Reproduce the stretch from the line containing "most 100 elements." through the line containing "ap-ch: 6 bbox=[507, 293, 517, 311]", renaming "redacted-essid" to "hidden-essid" and leaving everything else unchanged.

GIVEN DATA:
+ + + +

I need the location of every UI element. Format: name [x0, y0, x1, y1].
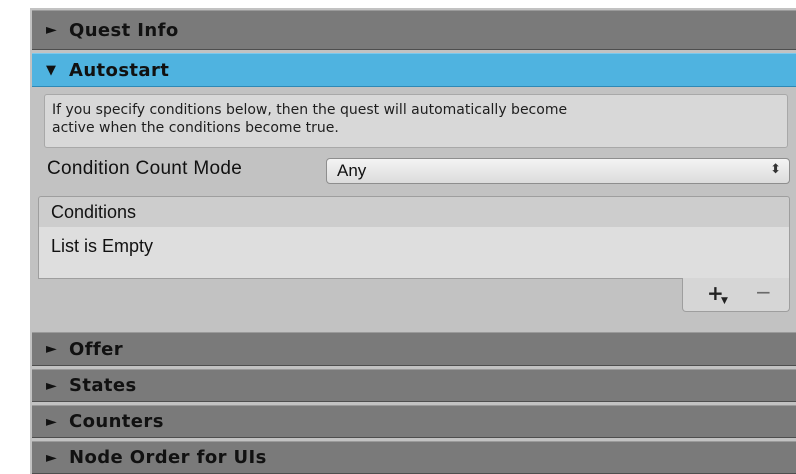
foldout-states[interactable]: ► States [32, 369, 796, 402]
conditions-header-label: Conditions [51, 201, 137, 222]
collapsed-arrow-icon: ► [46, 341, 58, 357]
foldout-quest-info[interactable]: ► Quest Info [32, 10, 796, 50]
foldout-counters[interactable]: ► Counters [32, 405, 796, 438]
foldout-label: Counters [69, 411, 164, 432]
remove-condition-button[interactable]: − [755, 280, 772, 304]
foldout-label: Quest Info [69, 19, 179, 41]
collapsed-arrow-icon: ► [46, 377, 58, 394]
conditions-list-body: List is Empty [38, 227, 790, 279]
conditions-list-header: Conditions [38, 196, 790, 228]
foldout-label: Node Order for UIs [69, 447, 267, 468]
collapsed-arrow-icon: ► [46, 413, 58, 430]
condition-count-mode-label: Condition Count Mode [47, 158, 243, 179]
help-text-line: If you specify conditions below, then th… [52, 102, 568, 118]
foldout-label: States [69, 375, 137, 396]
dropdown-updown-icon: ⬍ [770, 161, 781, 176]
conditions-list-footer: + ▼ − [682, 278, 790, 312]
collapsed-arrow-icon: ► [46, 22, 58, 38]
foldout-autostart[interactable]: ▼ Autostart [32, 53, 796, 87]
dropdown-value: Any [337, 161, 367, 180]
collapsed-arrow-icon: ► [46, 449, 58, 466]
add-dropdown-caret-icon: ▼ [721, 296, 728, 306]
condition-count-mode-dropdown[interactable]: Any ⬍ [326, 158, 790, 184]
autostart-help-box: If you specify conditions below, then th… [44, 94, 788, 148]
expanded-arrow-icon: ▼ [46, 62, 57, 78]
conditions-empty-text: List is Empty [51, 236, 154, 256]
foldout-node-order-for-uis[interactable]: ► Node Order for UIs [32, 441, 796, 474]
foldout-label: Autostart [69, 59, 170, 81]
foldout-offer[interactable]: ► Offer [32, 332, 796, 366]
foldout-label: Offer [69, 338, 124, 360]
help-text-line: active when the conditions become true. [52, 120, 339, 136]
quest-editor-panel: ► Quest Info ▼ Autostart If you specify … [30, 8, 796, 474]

+ + + +

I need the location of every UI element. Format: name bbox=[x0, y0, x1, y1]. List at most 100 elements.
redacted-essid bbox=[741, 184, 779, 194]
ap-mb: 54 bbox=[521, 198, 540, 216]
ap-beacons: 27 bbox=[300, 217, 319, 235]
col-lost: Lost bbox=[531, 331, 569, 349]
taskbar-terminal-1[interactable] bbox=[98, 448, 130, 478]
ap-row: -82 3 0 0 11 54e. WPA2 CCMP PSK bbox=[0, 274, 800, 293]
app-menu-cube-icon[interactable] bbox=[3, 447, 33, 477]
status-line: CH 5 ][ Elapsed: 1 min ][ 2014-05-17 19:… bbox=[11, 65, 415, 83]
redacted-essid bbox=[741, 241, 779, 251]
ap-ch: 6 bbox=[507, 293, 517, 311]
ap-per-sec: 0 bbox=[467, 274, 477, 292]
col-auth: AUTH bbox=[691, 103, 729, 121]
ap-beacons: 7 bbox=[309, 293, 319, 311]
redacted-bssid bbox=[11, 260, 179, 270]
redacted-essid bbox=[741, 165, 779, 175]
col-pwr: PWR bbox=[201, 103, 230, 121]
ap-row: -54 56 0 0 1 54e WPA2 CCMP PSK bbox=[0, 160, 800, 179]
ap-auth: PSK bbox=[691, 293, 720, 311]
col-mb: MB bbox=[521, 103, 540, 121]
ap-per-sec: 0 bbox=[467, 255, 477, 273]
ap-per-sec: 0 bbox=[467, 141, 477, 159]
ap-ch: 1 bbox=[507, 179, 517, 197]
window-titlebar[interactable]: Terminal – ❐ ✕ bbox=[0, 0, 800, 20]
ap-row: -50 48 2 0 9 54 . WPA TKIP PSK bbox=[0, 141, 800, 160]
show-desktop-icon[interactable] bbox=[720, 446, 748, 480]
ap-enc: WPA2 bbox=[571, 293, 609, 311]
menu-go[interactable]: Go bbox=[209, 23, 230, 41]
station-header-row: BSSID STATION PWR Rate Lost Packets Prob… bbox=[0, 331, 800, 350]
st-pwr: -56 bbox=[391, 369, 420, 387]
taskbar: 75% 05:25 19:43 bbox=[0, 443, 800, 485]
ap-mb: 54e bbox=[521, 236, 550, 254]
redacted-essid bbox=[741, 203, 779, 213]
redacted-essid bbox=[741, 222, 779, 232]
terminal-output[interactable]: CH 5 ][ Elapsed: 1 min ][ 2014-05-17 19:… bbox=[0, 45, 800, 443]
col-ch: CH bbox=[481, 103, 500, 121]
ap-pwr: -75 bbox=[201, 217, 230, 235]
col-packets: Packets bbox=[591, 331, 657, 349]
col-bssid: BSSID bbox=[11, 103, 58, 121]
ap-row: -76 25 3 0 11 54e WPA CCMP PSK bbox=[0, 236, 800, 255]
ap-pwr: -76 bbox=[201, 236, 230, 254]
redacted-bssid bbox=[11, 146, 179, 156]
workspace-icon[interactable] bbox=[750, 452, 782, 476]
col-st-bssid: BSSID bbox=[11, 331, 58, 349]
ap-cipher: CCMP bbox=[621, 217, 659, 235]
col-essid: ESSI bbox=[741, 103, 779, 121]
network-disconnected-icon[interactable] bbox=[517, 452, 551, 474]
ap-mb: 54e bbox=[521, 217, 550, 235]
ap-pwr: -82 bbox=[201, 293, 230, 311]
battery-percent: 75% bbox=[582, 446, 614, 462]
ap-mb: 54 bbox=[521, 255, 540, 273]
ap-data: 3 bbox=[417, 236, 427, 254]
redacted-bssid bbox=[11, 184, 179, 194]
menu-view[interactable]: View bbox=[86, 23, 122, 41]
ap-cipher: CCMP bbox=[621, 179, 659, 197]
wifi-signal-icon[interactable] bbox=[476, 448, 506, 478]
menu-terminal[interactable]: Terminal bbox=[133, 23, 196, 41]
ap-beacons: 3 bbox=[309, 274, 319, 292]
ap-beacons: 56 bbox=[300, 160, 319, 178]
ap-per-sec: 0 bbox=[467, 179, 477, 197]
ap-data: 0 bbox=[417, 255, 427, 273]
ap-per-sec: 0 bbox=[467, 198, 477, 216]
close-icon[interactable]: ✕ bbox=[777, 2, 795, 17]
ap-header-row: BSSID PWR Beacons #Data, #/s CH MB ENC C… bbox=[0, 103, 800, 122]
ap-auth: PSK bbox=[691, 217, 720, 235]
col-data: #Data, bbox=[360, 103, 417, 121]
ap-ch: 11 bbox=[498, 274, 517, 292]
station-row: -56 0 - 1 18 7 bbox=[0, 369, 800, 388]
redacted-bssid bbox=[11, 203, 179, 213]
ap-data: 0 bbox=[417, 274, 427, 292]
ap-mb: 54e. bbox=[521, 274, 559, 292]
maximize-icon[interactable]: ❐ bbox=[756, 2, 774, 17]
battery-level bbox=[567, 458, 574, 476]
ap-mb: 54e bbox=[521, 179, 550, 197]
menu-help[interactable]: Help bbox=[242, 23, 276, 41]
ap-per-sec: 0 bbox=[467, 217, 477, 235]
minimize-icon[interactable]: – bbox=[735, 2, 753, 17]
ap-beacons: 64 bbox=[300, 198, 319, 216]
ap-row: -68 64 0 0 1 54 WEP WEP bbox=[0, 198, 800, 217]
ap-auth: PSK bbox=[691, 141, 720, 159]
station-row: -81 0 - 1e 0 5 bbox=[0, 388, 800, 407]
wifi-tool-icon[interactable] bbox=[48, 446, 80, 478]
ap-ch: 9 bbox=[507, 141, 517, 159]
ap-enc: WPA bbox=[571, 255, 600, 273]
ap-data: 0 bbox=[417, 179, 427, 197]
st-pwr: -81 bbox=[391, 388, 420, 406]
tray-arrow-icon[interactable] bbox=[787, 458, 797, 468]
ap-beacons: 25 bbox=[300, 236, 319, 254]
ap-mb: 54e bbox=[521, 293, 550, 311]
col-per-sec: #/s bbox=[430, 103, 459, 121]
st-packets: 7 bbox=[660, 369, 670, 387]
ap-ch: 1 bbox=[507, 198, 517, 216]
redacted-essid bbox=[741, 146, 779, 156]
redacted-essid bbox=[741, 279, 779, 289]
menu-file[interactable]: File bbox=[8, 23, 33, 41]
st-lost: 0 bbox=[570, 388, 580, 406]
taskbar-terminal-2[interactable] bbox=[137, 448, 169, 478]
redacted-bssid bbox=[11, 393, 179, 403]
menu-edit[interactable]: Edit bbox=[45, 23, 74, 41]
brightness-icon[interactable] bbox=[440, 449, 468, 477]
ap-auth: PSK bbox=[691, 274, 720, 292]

+ + + +

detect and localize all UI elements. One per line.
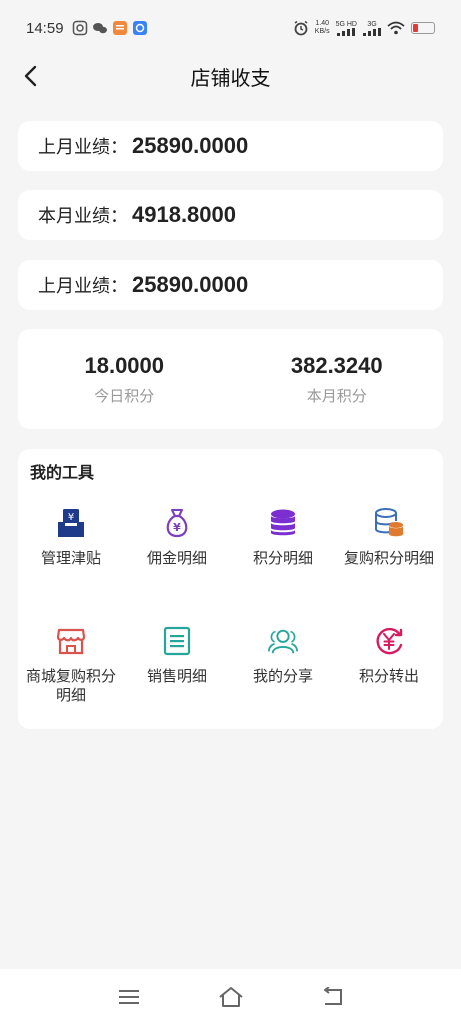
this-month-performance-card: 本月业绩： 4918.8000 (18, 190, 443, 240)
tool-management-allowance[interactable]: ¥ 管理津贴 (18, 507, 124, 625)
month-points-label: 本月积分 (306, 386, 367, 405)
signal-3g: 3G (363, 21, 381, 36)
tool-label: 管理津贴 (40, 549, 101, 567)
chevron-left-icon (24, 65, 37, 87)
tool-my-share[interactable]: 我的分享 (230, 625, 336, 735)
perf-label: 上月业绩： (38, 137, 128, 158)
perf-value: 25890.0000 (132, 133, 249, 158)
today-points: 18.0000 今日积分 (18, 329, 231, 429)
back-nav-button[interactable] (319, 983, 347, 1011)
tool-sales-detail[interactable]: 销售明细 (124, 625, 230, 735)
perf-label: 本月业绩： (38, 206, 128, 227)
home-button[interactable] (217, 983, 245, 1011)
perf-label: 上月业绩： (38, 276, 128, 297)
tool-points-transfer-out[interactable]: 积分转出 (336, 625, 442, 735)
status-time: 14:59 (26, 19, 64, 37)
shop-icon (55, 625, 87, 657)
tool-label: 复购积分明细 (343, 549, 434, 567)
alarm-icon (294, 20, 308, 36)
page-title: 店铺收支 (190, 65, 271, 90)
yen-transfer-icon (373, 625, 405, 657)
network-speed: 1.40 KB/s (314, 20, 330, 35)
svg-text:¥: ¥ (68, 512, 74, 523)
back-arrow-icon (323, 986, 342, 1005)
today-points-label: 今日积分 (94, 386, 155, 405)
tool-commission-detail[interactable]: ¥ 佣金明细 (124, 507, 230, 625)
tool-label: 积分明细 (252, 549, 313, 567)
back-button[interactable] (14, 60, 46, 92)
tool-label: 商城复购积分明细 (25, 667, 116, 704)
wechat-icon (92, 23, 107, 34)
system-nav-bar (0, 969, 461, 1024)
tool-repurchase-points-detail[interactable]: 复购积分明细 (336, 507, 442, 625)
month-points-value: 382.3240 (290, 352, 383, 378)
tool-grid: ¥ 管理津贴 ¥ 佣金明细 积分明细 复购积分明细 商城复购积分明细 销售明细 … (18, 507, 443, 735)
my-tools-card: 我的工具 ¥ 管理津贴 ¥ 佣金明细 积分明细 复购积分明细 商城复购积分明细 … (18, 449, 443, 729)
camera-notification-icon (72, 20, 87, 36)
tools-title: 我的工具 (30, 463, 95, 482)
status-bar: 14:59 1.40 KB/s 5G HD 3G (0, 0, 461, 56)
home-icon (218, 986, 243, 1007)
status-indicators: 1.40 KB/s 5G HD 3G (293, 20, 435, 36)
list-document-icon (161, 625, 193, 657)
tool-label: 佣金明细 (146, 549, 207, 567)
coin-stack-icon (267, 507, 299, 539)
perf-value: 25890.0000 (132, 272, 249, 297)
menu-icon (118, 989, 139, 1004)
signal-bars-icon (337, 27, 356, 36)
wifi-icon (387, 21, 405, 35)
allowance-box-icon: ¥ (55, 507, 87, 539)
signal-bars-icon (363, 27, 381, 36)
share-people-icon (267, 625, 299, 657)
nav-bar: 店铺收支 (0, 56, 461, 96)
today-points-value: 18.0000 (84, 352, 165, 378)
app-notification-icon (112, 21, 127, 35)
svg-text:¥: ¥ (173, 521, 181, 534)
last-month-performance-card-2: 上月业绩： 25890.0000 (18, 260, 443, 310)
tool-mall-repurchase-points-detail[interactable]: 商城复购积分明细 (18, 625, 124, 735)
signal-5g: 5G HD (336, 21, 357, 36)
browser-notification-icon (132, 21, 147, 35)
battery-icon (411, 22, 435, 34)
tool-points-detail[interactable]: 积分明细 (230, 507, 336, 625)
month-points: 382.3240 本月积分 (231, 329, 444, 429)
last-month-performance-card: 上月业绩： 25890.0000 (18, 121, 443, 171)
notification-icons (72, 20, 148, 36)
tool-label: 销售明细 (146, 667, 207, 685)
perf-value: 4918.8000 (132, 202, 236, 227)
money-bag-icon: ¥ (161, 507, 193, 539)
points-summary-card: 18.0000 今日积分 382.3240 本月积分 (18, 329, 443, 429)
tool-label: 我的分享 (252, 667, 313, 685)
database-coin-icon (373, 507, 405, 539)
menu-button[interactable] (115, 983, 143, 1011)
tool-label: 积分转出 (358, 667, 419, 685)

+ + + +

SOLVED PROBLEM:
I need the location of every UI element. Format: name bbox=[x0, y0, x1, y1]. List at most 100 elements.
hidden-essid bbox=[741, 184, 779, 194]
ap-mb: 54 bbox=[521, 198, 540, 216]
ap-beacons: 27 bbox=[300, 217, 319, 235]
col-lost: Lost bbox=[531, 331, 569, 349]
taskbar-terminal-1[interactable] bbox=[98, 448, 130, 478]
ap-row: -82 3 0 0 11 54e. WPA2 CCMP PSK bbox=[0, 274, 800, 293]
app-menu-cube-icon[interactable] bbox=[3, 447, 33, 477]
status-line: CH 5 ][ Elapsed: 1 min ][ 2014-05-17 19:… bbox=[11, 65, 415, 83]
hidden-essid bbox=[741, 241, 779, 251]
ap-ch: 6 bbox=[507, 293, 517, 311]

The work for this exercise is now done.